任務說明> 請續寫下文中關於伊利沙伯醫院把銅板遺留在病人體內的新聞報道,從最後一句之後接着寫下去。

【本報訊】伊利沙伯醫院早前為一名病人進行切除胰臟腫瘤手術時,將一塊8吋長銅板遺留在病人體內,令病人要做第二次手術取出銅板。該院昨公佈調查報告,只表示醫護人員溝通有問題,未完成點算手術用具便為病人縫合傷口及令病人蘇醒,並沒提及懲處及誰要負責。醫學界立法會議員梁家騮表示,醫生是手術中的隊長,需為今次事件負責。
調查報告簡單交代
今年三月底一名72歲婦人進行胰臟腫瘤切除手術,醫護覆核手術工具時,發現缺少一塊用作輔助縫針的銅板,但期間醫生已為病人進行復蘇程序,其後安排病人照X光,才發現銅板留在病人體內,病人要再做手術取出銅板。

資料集條目>
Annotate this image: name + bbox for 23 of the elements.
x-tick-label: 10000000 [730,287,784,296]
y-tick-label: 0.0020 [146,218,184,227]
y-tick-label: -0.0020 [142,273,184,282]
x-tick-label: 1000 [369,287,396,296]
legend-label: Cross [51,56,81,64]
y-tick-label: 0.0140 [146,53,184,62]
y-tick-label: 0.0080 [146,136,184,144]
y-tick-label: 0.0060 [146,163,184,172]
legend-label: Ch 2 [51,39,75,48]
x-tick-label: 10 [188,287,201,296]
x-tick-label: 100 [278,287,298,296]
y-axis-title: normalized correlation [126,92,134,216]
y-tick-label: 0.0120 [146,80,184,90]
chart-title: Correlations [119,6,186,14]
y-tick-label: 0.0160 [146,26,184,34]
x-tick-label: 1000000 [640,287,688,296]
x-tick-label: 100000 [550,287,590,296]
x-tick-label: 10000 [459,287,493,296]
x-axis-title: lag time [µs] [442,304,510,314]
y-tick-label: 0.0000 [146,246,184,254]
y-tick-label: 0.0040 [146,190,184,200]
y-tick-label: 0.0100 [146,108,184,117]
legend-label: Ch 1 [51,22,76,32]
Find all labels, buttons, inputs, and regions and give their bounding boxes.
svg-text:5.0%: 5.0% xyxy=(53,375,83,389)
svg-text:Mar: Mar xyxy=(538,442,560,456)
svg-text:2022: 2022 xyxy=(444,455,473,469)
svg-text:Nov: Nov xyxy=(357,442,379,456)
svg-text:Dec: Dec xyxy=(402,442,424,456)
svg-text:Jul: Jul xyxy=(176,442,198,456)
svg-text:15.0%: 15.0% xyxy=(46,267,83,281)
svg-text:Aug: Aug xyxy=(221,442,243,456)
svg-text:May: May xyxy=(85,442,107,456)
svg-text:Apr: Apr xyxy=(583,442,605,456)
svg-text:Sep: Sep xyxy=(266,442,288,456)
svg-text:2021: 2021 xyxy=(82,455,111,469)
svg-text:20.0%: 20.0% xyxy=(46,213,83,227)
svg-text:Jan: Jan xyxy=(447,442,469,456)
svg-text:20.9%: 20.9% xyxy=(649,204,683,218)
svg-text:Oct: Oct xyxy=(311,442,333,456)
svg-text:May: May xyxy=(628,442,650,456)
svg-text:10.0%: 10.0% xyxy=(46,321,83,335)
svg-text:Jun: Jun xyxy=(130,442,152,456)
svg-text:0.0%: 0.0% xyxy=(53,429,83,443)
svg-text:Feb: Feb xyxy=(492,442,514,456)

書面回答>
調查報告只簡單交代事件,指因手術室醫護人員欠缺溝通,在手術完結前,沒察覺點算手術用具程序未完成。病人蘇醒後,醫護人員才發現銅板留在病人體內。伊院發言人表示,該院專業檢討委員會會按人力資源程序,決定是否需懲處有關員工。對於事件中哪些員工出錯及何時決定處分,發言人指沒補充。據悉,涉案醫生很資深,不排除因手術長達7小時,醫生疲倦而影響判斷力。
調查報告建議手術室醫護人員在縫合病人傷口前,應確保已完成點算手術用具。醫護人員應就手術進度、麻醉階段及手術用具的使用情況有更緊密溝通。
醫學界立法會議員梁家騮表示,醫生是手術中的隊長,有責任等候護士完成點算手術用具,確保沒遺留儀器在病人體內,才安排病人復蘇,故需為事件負責。議員李國麟表示,院方需基於調查報告,交代需負責的員工及決定懲處。